[Records from a data source]
========
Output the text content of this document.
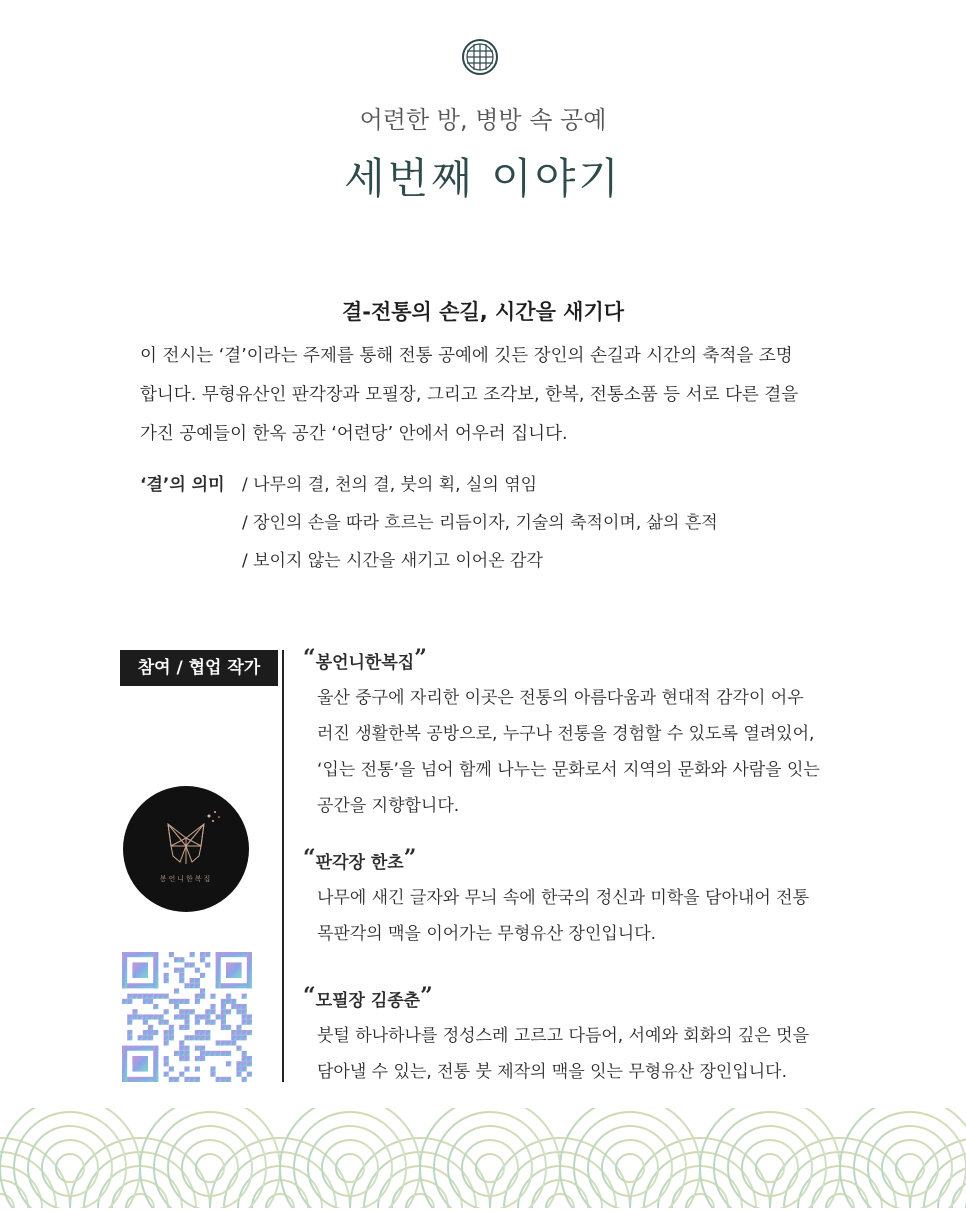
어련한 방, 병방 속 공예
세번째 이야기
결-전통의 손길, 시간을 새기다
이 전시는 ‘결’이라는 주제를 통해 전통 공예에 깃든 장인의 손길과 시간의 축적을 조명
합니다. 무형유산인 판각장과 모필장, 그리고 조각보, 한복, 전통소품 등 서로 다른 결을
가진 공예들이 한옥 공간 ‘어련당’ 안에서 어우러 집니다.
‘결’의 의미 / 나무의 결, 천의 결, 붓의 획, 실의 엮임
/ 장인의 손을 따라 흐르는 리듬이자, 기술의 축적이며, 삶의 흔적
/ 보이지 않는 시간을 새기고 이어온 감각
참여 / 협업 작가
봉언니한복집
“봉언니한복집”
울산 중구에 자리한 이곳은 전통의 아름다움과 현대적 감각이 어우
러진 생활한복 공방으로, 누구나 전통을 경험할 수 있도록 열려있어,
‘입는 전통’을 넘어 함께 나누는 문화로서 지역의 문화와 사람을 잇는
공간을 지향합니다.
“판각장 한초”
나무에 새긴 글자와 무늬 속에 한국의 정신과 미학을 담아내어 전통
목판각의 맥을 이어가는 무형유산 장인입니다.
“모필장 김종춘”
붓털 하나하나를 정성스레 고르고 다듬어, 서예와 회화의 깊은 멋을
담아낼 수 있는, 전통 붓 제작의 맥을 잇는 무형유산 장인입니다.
========
• WHAT IS NEEDED: Write the records above out again exactly, with no pictures in your copy.

• EXERCISE ANSWER:
Output the text content of this document.
어련한 방, 병방 속 공예
세번째 이야기
결-전통의 손길, 시간을 새기다
이 전시는 ‘결’이라는 주제를 통해 전통 공예에 깃든 장인의 손길과 시간의 축적을 조명
합니다. 무형유산인 판각장과 모필장, 그리고 조각보, 한복, 전통소품 등 서로 다른 결을
가진 공예들이 한옥 공간 ‘어련당’ 안에서 어우러 집니다.
‘결’의 의미 / 나무의 결, 천의 결, 붓의 획, 실의 엮임
/ 장인의 손을 따라 흐르는 리듬이자, 기술의 축적이며, 삶의 흔적
/ 보이지 않는 시간을 새기고 이어온 감각
참여 / 협업 작가
봉언니한복집
“봉언니한복집”
울산 중구에 자리한 이곳은 전통의 아름다움과 현대적 감각이 어우
러진 생활한복 공방으로, 누구나 전통을 경험할 수 있도록 열려있어,
‘입는 전통’을 넘어 함께 나누는 문화로서 지역의 문화와 사람을 잇는
공간을 지향합니다.
“판각장 한초”
나무에 새긴 글자와 무늬 속에 한국의 정신과 미학을 담아내어 전통
목판각의 맥을 이어가는 무형유산 장인입니다.
“모필장 김종춘”
붓털 하나하나를 정성스레 고르고 다듬어, 서예와 회화의 깊은 멋을
담아낼 수 있는, 전통 붓 제작의 맥을 잇는 무형유산 장인입니다.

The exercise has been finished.